** begin Provided entries **
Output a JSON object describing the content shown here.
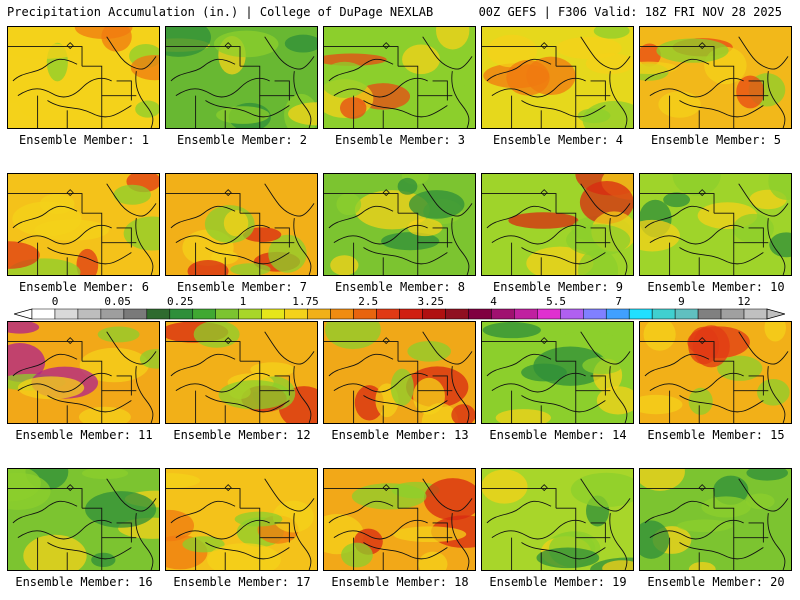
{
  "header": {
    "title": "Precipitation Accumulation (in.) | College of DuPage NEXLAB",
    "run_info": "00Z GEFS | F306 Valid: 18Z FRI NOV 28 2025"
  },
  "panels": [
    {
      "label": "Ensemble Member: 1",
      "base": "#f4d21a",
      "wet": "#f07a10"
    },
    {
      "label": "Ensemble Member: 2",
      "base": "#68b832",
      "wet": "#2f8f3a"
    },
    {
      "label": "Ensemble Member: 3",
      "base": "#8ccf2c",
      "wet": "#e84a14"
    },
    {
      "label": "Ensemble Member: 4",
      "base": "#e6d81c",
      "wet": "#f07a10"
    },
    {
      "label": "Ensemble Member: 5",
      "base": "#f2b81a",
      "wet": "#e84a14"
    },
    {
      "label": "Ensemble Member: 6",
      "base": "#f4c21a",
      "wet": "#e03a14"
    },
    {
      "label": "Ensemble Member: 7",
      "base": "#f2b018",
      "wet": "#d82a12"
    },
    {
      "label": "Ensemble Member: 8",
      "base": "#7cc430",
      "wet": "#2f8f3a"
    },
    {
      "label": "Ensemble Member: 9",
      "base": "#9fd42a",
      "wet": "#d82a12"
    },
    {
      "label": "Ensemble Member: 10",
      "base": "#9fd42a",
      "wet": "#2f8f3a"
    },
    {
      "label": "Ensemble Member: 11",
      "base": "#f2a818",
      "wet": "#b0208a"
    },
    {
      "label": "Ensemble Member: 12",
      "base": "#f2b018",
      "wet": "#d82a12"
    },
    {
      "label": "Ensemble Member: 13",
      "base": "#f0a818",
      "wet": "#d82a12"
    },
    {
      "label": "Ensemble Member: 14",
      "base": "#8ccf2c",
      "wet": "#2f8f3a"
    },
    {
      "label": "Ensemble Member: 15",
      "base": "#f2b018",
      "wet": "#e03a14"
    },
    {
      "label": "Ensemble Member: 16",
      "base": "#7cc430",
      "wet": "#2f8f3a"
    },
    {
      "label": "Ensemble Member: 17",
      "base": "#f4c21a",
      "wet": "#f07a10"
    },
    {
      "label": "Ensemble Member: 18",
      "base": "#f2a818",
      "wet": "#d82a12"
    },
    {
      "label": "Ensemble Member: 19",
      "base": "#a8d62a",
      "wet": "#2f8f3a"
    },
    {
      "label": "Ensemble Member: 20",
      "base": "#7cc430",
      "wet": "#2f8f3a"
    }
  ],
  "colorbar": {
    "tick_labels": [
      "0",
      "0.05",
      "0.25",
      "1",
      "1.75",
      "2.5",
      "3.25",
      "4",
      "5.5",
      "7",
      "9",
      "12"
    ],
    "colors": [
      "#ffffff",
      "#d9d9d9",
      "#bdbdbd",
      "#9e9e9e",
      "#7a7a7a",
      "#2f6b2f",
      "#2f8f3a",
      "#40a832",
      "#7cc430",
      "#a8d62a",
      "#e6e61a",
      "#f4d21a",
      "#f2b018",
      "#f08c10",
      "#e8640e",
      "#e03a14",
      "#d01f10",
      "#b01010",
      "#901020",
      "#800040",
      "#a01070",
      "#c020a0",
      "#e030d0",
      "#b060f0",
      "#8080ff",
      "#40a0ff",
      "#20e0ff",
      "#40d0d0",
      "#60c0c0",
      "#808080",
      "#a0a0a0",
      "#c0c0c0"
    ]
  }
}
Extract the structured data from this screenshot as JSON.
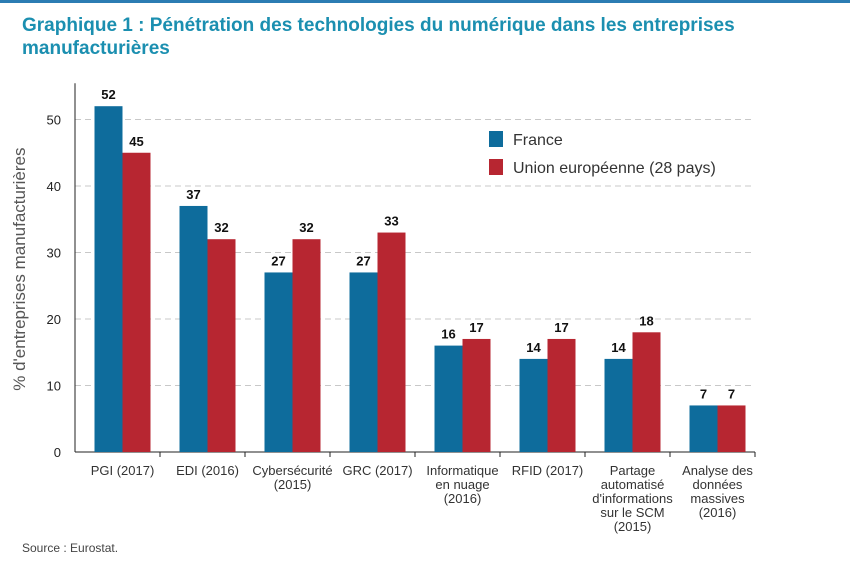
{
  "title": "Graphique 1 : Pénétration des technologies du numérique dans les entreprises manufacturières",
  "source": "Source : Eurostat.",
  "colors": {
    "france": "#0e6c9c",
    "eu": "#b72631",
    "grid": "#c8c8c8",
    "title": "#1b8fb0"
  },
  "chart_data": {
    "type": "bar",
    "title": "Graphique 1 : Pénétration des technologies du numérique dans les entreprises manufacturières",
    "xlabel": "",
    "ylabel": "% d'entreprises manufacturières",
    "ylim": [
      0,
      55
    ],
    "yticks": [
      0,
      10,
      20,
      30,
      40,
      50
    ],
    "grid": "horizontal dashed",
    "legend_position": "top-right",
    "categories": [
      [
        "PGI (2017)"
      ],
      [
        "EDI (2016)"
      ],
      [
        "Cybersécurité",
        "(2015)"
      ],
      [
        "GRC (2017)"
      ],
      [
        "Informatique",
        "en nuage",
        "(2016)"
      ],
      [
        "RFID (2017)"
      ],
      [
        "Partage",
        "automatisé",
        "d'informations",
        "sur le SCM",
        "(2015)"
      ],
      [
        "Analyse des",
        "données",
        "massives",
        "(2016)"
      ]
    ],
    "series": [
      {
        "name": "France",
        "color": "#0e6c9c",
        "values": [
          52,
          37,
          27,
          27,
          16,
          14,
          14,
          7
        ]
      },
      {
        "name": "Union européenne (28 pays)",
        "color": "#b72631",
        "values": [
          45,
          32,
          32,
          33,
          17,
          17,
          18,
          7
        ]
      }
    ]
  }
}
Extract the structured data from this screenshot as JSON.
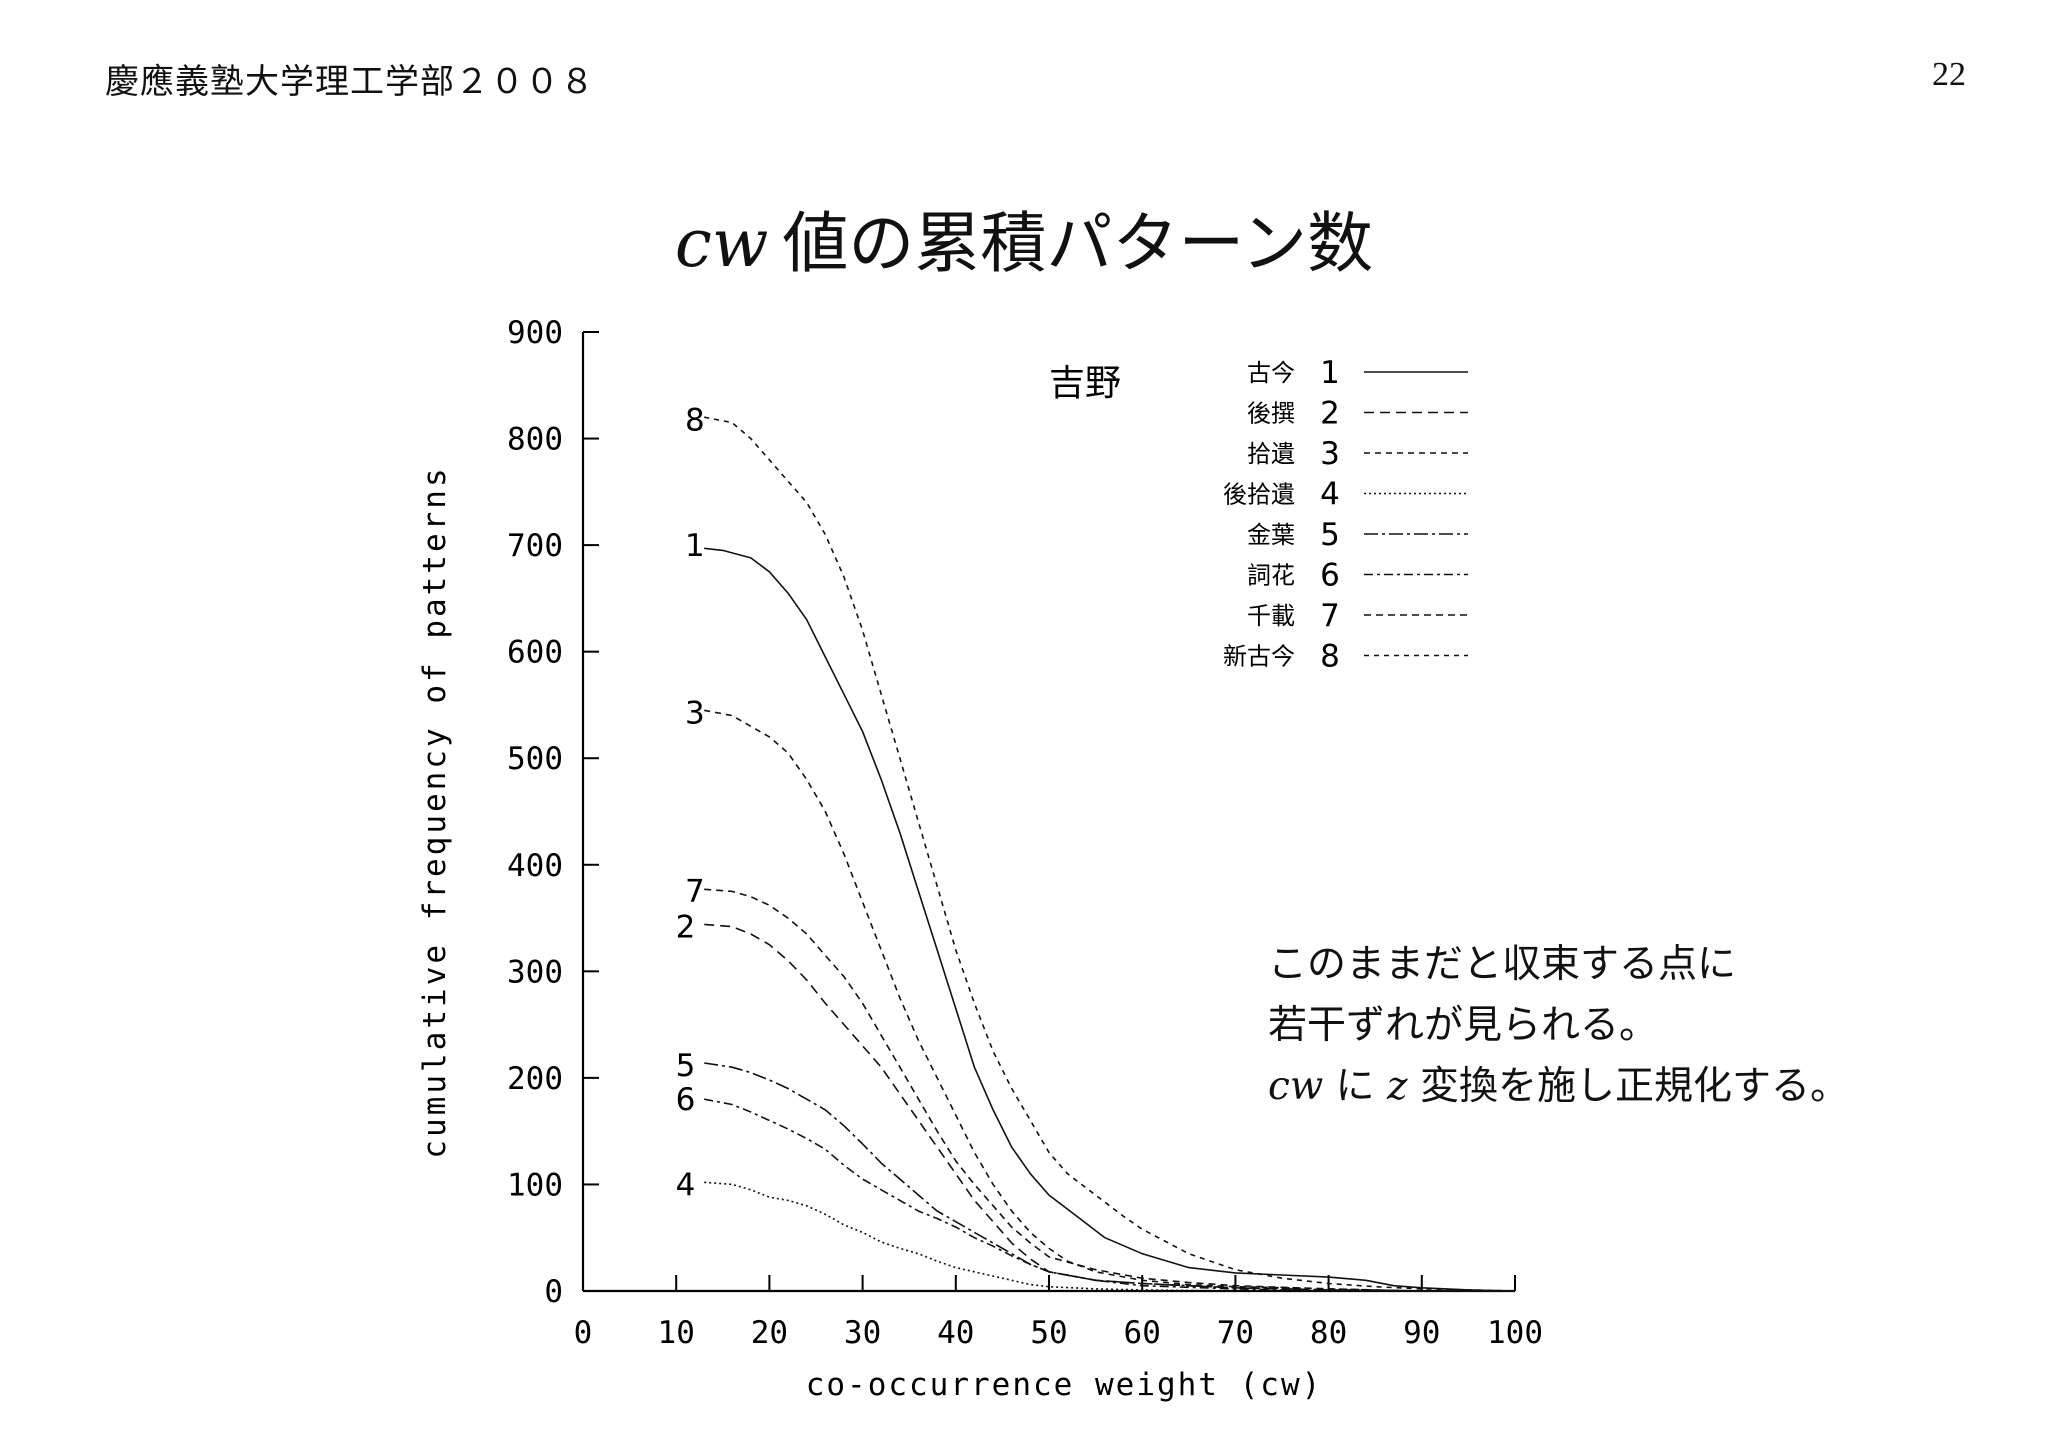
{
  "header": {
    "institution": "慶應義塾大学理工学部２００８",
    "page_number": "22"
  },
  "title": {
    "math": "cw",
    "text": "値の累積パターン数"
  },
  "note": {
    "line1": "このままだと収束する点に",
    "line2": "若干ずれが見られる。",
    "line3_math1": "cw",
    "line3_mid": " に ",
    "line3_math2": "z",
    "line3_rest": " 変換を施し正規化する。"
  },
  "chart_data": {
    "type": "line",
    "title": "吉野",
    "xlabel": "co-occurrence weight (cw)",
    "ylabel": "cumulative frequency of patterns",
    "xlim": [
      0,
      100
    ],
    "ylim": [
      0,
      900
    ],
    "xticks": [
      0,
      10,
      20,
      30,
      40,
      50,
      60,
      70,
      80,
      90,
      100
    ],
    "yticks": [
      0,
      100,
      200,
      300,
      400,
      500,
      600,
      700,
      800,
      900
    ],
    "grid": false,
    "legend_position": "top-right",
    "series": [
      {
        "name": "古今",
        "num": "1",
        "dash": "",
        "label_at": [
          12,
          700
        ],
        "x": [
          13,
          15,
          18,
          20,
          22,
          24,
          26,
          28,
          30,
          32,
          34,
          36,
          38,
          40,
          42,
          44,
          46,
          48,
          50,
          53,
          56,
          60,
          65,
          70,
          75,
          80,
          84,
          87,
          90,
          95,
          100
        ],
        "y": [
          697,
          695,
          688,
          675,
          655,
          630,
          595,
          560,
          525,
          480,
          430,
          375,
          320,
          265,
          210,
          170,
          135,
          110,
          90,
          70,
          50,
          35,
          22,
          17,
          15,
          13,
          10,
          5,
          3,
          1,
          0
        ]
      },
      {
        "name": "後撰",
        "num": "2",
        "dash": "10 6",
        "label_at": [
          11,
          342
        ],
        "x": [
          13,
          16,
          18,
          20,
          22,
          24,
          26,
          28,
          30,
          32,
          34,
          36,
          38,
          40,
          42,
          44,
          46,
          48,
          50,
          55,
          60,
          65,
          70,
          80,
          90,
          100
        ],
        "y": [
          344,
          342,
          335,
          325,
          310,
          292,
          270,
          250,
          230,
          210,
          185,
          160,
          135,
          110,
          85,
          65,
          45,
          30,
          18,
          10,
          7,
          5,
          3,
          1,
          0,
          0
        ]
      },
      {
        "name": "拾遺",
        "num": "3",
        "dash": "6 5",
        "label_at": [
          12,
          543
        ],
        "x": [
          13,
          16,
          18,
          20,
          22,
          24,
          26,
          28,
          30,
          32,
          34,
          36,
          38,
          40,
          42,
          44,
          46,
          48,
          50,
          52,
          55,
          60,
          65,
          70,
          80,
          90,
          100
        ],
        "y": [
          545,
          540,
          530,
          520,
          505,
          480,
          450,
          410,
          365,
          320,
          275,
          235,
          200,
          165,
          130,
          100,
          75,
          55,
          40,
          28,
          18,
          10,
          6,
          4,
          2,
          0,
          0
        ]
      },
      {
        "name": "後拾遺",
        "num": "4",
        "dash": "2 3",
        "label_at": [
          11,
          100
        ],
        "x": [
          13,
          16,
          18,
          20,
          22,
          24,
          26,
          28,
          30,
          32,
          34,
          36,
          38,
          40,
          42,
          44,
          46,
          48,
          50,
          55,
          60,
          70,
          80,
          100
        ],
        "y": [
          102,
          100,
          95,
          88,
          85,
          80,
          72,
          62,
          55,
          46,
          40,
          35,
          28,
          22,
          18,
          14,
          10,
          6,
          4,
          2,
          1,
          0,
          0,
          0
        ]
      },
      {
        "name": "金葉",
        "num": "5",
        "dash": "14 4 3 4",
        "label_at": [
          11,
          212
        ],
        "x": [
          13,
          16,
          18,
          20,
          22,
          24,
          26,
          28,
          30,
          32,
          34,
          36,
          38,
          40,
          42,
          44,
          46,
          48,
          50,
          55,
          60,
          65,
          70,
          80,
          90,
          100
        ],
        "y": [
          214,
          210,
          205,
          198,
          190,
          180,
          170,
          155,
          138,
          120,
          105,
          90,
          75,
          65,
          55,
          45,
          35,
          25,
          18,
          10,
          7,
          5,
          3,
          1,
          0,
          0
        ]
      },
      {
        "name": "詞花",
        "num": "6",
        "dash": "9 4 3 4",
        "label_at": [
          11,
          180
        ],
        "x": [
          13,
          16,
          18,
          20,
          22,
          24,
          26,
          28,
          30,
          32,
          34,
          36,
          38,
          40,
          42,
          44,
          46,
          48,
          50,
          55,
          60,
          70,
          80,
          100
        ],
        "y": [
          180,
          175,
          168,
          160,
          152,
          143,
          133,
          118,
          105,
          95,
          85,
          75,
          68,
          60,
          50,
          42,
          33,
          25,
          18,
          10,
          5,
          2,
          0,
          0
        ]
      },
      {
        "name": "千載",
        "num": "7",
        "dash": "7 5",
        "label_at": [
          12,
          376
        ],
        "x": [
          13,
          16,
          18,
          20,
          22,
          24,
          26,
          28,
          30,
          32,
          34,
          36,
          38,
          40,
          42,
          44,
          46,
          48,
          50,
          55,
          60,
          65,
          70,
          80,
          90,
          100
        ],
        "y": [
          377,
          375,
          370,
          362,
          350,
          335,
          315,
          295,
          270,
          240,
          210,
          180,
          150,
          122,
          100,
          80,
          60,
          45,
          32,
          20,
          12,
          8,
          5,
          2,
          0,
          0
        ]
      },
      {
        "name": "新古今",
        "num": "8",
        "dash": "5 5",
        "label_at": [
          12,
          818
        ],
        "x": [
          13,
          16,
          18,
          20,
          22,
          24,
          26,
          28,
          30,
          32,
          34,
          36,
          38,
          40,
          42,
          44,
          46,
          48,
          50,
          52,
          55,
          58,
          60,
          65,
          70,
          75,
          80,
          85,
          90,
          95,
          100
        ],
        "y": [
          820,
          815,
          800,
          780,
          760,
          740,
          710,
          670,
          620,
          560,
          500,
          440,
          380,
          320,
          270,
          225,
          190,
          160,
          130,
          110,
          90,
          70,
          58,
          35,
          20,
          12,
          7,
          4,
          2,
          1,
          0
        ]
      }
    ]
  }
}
** end Provided entries **
#### [Written exercise]
In how many lines does the word "ylabel" appear? Respond with the number alone.

#### [Result of this task]
2